- _Goal_
Emit the entire listing verbatim.

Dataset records
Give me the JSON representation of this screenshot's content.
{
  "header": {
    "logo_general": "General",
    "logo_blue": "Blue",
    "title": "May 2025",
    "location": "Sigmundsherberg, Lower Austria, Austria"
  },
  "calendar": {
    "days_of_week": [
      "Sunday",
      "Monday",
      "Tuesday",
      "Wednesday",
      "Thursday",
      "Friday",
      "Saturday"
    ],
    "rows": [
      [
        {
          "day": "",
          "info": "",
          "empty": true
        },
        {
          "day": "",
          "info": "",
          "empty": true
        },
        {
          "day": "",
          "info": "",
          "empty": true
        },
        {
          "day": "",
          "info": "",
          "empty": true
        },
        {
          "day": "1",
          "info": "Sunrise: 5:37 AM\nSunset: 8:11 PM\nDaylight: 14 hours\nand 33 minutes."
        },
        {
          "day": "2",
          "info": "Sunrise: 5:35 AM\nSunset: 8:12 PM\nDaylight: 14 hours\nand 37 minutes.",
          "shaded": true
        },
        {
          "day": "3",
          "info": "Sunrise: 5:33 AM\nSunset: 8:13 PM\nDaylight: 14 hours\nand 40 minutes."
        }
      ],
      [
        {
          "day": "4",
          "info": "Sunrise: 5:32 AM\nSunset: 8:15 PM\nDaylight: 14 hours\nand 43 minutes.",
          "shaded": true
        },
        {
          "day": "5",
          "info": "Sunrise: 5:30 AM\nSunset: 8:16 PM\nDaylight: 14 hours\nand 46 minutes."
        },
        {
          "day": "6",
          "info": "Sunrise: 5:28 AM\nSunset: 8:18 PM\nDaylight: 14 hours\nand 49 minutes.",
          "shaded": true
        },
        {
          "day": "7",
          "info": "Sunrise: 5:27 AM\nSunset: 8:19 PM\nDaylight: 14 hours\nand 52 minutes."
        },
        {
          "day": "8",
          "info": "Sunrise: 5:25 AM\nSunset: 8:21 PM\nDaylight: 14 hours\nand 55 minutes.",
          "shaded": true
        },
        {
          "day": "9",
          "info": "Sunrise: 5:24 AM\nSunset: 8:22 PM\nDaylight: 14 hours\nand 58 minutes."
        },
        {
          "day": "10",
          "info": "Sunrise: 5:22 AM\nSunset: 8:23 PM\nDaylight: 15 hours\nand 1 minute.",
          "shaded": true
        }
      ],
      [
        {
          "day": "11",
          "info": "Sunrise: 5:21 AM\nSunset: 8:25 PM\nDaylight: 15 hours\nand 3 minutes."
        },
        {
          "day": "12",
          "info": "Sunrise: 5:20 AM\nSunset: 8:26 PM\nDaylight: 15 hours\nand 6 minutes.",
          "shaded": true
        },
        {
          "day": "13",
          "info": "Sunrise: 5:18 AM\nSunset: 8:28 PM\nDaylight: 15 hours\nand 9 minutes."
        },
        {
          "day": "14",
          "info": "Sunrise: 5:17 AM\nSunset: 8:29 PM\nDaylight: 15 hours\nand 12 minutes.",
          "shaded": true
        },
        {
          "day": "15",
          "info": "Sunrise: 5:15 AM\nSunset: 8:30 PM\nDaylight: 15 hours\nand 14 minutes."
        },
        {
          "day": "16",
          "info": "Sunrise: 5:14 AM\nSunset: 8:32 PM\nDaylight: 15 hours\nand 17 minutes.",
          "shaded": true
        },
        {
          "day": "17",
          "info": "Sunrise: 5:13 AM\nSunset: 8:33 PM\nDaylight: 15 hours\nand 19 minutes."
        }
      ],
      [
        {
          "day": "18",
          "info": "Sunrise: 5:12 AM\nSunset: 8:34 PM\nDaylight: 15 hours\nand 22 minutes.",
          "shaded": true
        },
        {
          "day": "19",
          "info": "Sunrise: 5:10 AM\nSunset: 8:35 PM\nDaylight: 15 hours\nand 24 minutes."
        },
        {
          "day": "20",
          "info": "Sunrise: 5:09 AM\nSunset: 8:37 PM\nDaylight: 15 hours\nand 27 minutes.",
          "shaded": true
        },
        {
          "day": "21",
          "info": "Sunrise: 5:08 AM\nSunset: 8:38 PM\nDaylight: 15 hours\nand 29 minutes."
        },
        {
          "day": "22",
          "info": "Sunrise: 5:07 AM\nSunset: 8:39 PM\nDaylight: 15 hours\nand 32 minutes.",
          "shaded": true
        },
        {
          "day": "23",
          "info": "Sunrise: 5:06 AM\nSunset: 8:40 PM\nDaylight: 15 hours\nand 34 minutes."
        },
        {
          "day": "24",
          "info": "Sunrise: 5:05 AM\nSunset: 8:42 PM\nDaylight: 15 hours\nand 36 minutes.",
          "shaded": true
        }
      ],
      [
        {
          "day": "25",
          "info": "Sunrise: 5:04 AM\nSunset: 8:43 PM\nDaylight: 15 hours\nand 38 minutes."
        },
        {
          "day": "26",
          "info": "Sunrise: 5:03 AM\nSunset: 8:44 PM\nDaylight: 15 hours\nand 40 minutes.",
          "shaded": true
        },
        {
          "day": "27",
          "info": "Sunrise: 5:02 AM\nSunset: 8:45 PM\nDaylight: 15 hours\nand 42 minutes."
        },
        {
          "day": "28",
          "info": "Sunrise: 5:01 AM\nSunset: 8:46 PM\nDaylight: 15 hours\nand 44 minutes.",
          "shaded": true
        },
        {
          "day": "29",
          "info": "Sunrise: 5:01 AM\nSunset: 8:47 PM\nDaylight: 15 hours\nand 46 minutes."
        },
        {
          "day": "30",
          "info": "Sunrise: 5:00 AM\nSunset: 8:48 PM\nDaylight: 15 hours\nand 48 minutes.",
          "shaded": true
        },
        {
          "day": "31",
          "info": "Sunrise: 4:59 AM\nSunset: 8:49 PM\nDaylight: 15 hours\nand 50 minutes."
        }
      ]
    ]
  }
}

- _Exercise answer_
Give me the JSON representation of this screenshot's content.
{
  "header": {
    "logo_general": "General",
    "logo_blue": "Blue",
    "title": "May 2025",
    "location": "Sigmundsherberg, Lower Austria, Austria"
  },
  "calendar": {
    "days_of_week": [
      "Sunday",
      "Monday",
      "Tuesday",
      "Wednesday",
      "Thursday",
      "Friday",
      "Saturday"
    ],
    "rows": [
      [
        {
          "day": "",
          "info": "",
          "empty": true
        },
        {
          "day": "",
          "info": "",
          "empty": true
        },
        {
          "day": "",
          "info": "",
          "empty": true
        },
        {
          "day": "",
          "info": "",
          "empty": true
        },
        {
          "day": "1",
          "info": "Sunrise: 5:37 AM\nSunset: 8:11 PM\nDaylight: 14 hours\nand 33 minutes."
        },
        {
          "day": "2",
          "info": "Sunrise: 5:35 AM\nSunset: 8:12 PM\nDaylight: 14 hours\nand 37 minutes.",
          "shaded": true
        },
        {
          "day": "3",
          "info": "Sunrise: 5:33 AM\nSunset: 8:13 PM\nDaylight: 14 hours\nand 40 minutes."
        }
      ],
      [
        {
          "day": "4",
          "info": "Sunrise: 5:32 AM\nSunset: 8:15 PM\nDaylight: 14 hours\nand 43 minutes.",
          "shaded": true
        },
        {
          "day": "5",
          "info": "Sunrise: 5:30 AM\nSunset: 8:16 PM\nDaylight: 14 hours\nand 46 minutes."
        },
        {
          "day": "6",
          "info": "Sunrise: 5:28 AM\nSunset: 8:18 PM\nDaylight: 14 hours\nand 49 minutes.",
          "shaded": true
        },
        {
          "day": "7",
          "info": "Sunrise: 5:27 AM\nSunset: 8:19 PM\nDaylight: 14 hours\nand 52 minutes."
        },
        {
          "day": "8",
          "info": "Sunrise: 5:25 AM\nSunset: 8:21 PM\nDaylight: 14 hours\nand 55 minutes.",
          "shaded": true
        },
        {
          "day": "9",
          "info": "Sunrise: 5:24 AM\nSunset: 8:22 PM\nDaylight: 14 hours\nand 58 minutes."
        },
        {
          "day": "10",
          "info": "Sunrise: 5:22 AM\nSunset: 8:23 PM\nDaylight: 15 hours\nand 1 minute.",
          "shaded": true
        }
      ],
      [
        {
          "day": "11",
          "info": "Sunrise: 5:21 AM\nSunset: 8:25 PM\nDaylight: 15 hours\nand 3 minutes."
        },
        {
          "day": "12",
          "info": "Sunrise: 5:20 AM\nSunset: 8:26 PM\nDaylight: 15 hours\nand 6 minutes.",
          "shaded": true
        },
        {
          "day": "13",
          "info": "Sunrise: 5:18 AM\nSunset: 8:28 PM\nDaylight: 15 hours\nand 9 minutes."
        },
        {
          "day": "14",
          "info": "Sunrise: 5:17 AM\nSunset: 8:29 PM\nDaylight: 15 hours\nand 12 minutes.",
          "shaded": true
        },
        {
          "day": "15",
          "info": "Sunrise: 5:15 AM\nSunset: 8:30 PM\nDaylight: 15 hours\nand 14 minutes."
        },
        {
          "day": "16",
          "info": "Sunrise: 5:14 AM\nSunset: 8:32 PM\nDaylight: 15 hours\nand 17 minutes.",
          "shaded": true
        },
        {
          "day": "17",
          "info": "Sunrise: 5:13 AM\nSunset: 8:33 PM\nDaylight: 15 hours\nand 19 minutes."
        }
      ],
      [
        {
          "day": "18",
          "info": "Sunrise: 5:12 AM\nSunset: 8:34 PM\nDaylight: 15 hours\nand 22 minutes.",
          "shaded": true
        },
        {
          "day": "19",
          "info": "Sunrise: 5:10 AM\nSunset: 8:35 PM\nDaylight: 15 hours\nand 24 minutes."
        },
        {
          "day": "20",
          "info": "Sunrise: 5:09 AM\nSunset: 8:37 PM\nDaylight: 15 hours\nand 27 minutes.",
          "shaded": true
        },
        {
          "day": "21",
          "info": "Sunrise: 5:08 AM\nSunset: 8:38 PM\nDaylight: 15 hours\nand 29 minutes."
        },
        {
          "day": "22",
          "info": "Sunrise: 5:07 AM\nSunset: 8:39 PM\nDaylight: 15 hours\nand 32 minutes.",
          "shaded": true
        },
        {
          "day": "23",
          "info": "Sunrise: 5:06 AM\nSunset: 8:40 PM\nDaylight: 15 hours\nand 34 minutes."
        },
        {
          "day": "24",
          "info": "Sunrise: 5:05 AM\nSunset: 8:42 PM\nDaylight: 15 hours\nand 36 minutes.",
          "shaded": true
        }
      ],
      [
        {
          "day": "25",
          "info": "Sunrise: 5:04 AM\nSunset: 8:43 PM\nDaylight: 15 hours\nand 38 minutes."
        },
        {
          "day": "26",
          "info": "Sunrise: 5:03 AM\nSunset: 8:44 PM\nDaylight: 15 hours\nand 40 minutes.",
          "shaded": true
        },
        {
          "day": "27",
          "info": "Sunrise: 5:02 AM\nSunset: 8:45 PM\nDaylight: 15 hours\nand 42 minutes."
        },
        {
          "day": "28",
          "info": "Sunrise: 5:01 AM\nSunset: 8:46 PM\nDaylight: 15 hours\nand 44 minutes.",
          "shaded": true
        },
        {
          "day": "29",
          "info": "Sunrise: 5:01 AM\nSunset: 8:47 PM\nDaylight: 15 hours\nand 46 minutes."
        },
        {
          "day": "30",
          "info": "Sunrise: 5:00 AM\nSunset: 8:48 PM\nDaylight: 15 hours\nand 48 minutes.",
          "shaded": true
        },
        {
          "day": "31",
          "info": "Sunrise: 4:59 AM\nSunset: 8:49 PM\nDaylight: 15 hours\nand 50 minutes."
        }
      ]
    ]
  }
}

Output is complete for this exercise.